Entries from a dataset
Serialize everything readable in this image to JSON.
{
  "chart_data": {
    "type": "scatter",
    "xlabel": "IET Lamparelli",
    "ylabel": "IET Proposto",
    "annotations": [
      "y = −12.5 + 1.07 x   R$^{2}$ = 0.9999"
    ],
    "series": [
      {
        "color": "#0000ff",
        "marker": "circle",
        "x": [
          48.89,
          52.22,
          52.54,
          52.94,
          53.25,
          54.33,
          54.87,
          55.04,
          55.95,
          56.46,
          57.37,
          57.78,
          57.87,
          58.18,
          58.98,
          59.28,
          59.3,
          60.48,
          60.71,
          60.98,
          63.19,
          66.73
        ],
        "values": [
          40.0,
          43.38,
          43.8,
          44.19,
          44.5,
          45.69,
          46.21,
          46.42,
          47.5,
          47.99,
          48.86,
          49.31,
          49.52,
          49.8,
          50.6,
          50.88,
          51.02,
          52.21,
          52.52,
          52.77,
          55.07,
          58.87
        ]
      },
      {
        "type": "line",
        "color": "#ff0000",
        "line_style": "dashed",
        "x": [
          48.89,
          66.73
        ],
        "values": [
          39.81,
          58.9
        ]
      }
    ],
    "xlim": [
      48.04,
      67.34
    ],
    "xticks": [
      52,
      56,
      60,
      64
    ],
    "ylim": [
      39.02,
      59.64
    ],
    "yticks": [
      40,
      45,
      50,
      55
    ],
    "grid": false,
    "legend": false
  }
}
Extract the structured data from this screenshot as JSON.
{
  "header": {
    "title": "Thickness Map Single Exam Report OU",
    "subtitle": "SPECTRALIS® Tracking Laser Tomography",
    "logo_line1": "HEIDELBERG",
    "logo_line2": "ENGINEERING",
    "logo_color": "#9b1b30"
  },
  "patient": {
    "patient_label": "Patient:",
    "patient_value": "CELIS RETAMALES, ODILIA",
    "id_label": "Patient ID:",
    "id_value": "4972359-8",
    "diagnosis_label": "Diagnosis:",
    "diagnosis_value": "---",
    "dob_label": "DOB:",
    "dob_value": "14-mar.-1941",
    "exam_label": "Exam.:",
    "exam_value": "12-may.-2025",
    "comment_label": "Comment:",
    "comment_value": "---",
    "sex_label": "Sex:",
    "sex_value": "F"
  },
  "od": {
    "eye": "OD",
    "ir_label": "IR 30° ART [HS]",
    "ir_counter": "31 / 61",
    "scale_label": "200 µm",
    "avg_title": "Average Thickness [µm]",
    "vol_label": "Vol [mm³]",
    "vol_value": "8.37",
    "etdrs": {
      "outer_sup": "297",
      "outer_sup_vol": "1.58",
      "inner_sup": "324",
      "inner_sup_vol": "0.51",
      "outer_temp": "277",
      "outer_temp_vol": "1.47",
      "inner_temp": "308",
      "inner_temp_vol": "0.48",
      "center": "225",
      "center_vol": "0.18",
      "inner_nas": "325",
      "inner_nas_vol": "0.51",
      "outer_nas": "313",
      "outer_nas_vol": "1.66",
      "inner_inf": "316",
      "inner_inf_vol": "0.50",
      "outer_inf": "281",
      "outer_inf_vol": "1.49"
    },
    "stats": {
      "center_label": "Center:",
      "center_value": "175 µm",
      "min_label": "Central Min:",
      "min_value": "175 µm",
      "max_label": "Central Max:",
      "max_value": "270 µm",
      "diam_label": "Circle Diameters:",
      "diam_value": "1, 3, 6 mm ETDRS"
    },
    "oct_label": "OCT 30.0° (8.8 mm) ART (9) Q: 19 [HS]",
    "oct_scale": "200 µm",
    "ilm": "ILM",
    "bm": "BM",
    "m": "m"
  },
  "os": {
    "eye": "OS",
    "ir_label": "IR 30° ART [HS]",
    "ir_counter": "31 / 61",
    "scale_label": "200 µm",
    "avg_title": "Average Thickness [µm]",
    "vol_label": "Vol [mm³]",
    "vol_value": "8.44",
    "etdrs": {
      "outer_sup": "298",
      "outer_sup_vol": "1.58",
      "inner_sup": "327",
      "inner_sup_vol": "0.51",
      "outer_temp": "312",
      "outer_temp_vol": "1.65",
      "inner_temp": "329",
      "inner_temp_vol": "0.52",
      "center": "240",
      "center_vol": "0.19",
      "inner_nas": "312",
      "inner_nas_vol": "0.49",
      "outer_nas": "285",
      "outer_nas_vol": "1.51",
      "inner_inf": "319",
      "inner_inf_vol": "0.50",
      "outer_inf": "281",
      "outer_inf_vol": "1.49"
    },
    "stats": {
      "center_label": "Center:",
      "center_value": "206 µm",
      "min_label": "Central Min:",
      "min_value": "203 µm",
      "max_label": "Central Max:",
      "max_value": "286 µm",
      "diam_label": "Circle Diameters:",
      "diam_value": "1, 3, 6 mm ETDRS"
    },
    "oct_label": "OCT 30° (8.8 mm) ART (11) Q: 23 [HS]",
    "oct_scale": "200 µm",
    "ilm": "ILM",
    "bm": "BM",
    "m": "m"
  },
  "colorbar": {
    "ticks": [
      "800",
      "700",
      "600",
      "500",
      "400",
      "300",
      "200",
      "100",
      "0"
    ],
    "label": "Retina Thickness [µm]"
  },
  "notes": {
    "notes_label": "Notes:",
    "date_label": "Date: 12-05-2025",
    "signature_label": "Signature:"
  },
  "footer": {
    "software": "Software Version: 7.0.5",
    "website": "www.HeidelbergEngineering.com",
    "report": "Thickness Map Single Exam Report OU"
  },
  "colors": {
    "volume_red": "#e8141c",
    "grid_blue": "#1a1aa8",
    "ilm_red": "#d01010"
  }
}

## Directions
Pick out the lines containing the string "this".

## Output of the task
Serialize everything readable in this image to JSON.
Extract the structured data from this screenshot as JSON.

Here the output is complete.